Pull out every line in the data that has the string "JSON" in it.

┌─ The data

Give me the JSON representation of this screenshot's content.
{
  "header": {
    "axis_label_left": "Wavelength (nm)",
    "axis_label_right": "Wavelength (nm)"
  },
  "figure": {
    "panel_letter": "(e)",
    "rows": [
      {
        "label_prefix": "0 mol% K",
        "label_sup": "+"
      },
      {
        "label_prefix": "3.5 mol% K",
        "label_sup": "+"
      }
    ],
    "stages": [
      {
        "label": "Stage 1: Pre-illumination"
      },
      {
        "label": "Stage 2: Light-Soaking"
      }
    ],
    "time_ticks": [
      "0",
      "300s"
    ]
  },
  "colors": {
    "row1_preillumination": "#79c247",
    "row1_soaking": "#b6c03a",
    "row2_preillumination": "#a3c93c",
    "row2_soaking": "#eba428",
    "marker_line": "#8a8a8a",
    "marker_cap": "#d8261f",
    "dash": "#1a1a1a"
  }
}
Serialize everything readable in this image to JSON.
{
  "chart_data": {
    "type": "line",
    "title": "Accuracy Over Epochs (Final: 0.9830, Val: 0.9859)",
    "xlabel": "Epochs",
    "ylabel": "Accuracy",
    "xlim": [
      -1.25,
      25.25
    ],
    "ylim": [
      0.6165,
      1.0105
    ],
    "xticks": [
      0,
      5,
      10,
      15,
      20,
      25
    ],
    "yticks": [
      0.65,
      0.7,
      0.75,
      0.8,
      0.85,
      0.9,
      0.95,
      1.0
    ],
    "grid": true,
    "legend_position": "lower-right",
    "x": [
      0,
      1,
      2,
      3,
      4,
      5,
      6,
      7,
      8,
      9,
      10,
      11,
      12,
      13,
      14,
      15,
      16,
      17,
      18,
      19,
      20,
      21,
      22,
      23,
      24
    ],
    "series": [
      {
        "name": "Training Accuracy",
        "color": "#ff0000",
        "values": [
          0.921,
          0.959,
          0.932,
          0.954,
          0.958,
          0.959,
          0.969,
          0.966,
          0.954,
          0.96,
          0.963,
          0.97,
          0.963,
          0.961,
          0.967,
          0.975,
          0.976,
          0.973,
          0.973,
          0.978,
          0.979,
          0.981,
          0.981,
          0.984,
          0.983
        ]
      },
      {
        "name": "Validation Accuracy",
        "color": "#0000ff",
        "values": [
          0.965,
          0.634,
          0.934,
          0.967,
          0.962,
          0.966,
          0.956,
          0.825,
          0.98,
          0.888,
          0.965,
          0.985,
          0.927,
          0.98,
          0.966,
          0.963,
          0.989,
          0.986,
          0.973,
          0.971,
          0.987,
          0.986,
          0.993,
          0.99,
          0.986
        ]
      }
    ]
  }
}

└─

Task response:
Give me the JSON representation of this screenshot's content.
Serialize everything readable in this image to JSON.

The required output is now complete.